One significant problem has been our inability to independently pull the levers required to activate our carefully thought through strategic goals. This is particularly evident in our dealings with Health Workforce New Zealand as it was named, and the new incarnations of this entity as now deployed within Te Whatu Ora. We have spent years working with, providing submissions to and advising health workforce staff and leadership. Consistently our advice is ignored or challenged thus ensuring significant waste of time, energy and opportunity. We anticipated the current workforce crisis and could well be filling many more of the unfilled advertisements for Nurse Practitioner roles, growing a Māori nurse workforce appropriate to the population demographics and ensuring the transition of graduates directly into primary health positions if our early advice had been heeded. Nursing services are not delivered in a vacuum and are also strongly influenced by employment, funding and other issues of design and infrastructure.

It is sobering to consider that there has been no careful analysis as to why the laudable goals of the PHC strategy were not achieved and a strong sense of déjà vu accompanies the repetition of such goals underpinning the current reforms. There are challenges ahead to consider including continuing a much-needed shift away from the medicalised focus on primary care towards a community-based focus on primary health care and making genuine attempts to acknowledge socio-economic determinants, foster health literacy, increase equity and make wellness available to all rather than a privileged few. Matheson et al.10 have noted the disappointing attention to primary health care in the current reforms. They report the lack of dedicated funding and limited engagement of appropriate leadership and warn that ‘the new entities are in danger of repeating old mistakes’ (p. 2).

Much energy and attention is directed towards current and emerging models of general practice as the sole locus of primary care11,12 and there are clearly no easy ways to move out of the current hybrid model of private business and public funding.13,14 The current model is considered by business owners to be inadequately funded and under resourced with escalating workforce shortages and high levels of stress. There is an urgent need to challenge an overarching model that, despite variations, continues to deliver services in much the same way it always has.
------------------------------------------------------------
● Problem requirements: Reproduce the passage on primary health care reform word for word, from "It is sobering" up to and including "mistakes’ (p. 2).". The entries that come next are separate material and have no connection to the passage on primary health care reform.
------------------------------------------------------------
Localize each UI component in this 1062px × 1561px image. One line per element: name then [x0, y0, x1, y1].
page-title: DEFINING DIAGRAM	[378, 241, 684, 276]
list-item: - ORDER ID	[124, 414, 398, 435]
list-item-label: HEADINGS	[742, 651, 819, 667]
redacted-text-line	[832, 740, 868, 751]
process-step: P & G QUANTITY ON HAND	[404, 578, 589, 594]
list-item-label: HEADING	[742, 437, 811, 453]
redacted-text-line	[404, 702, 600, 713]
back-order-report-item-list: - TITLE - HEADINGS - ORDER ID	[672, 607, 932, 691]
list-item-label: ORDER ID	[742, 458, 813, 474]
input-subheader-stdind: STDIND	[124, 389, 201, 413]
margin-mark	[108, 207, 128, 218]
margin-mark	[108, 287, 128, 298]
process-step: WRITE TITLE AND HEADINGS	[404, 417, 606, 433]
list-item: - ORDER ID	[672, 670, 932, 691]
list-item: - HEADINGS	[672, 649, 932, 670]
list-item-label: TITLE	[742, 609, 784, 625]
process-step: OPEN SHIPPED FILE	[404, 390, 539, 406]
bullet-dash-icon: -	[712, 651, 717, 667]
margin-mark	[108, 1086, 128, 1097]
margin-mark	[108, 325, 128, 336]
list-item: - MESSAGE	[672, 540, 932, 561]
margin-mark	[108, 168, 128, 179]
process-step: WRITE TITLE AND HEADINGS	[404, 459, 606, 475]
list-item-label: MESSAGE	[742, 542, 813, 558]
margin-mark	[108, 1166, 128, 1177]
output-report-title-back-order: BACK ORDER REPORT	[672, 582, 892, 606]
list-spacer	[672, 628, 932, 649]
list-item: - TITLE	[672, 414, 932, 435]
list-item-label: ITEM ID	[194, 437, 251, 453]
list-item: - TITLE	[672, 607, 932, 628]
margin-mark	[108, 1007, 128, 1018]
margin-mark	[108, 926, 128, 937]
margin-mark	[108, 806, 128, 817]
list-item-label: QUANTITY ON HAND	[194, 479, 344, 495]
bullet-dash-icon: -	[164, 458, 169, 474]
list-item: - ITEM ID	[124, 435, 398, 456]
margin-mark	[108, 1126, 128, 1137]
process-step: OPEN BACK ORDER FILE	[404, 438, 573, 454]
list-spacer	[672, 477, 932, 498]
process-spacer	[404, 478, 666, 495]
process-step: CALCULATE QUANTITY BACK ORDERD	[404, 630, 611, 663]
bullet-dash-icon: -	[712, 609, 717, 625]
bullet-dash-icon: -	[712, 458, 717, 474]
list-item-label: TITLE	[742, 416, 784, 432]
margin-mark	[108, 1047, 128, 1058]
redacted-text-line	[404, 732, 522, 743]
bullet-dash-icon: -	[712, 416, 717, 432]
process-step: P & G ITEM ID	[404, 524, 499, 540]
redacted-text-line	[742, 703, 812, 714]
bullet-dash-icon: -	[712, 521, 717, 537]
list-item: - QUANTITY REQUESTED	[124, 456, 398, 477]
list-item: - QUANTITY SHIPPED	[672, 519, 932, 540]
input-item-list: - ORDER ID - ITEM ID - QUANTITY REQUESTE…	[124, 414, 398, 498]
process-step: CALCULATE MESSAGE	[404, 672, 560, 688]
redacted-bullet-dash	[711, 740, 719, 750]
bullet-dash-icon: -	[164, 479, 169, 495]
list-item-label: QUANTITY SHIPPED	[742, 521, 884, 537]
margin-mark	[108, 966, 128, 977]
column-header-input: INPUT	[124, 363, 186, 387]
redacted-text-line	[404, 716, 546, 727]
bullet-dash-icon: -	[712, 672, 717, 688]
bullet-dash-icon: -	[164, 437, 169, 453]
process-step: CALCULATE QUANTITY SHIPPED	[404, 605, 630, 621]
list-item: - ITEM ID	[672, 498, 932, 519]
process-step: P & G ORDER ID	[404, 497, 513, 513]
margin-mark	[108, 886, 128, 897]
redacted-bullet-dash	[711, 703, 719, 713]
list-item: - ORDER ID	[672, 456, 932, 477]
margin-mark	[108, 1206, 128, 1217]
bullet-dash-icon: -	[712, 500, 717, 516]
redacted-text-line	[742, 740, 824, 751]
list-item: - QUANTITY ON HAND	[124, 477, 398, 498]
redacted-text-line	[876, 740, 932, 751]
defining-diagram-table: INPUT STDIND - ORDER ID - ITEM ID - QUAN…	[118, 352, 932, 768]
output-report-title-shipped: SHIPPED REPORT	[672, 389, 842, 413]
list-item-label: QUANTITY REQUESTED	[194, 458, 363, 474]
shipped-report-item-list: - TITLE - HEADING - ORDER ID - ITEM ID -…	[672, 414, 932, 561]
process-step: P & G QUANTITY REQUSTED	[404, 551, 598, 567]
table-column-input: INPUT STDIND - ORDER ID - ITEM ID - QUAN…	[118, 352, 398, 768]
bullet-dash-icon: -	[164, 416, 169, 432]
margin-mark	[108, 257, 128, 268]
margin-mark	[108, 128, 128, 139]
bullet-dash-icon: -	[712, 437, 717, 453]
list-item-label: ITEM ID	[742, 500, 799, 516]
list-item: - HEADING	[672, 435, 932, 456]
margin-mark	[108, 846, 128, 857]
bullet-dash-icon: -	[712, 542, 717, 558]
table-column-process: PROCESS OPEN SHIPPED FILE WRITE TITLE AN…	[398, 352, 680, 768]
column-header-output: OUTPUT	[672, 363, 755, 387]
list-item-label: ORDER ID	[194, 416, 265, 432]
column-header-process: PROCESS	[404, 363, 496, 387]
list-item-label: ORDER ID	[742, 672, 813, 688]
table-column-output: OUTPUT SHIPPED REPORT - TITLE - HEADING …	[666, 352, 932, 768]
------------------------------------------------------------
● Solution for this problem:
It is sobering to consider that there has been no careful analysis as to why the laudable goals of the PHC strategy were not achieved and a strong sense of déjà vu accompanies the repetition of such goals underpinning the current reforms. There are challenges ahead to consider including continuing a much-needed shift away from the medicalised focus on primary care towards a community-based focus on primary health care and making genuine attempts to acknowledge socio-economic determinants, foster health literacy, increase equity and make wellness available to all rather than a privileged few. Matheson et al.10 have noted the disappointing attention to primary health care in the current reforms. They report the lack of dedicated funding and limited engagement of appropriate leadership and warn that ‘the new entities are in danger of repeating old mistakes’ (p. 2).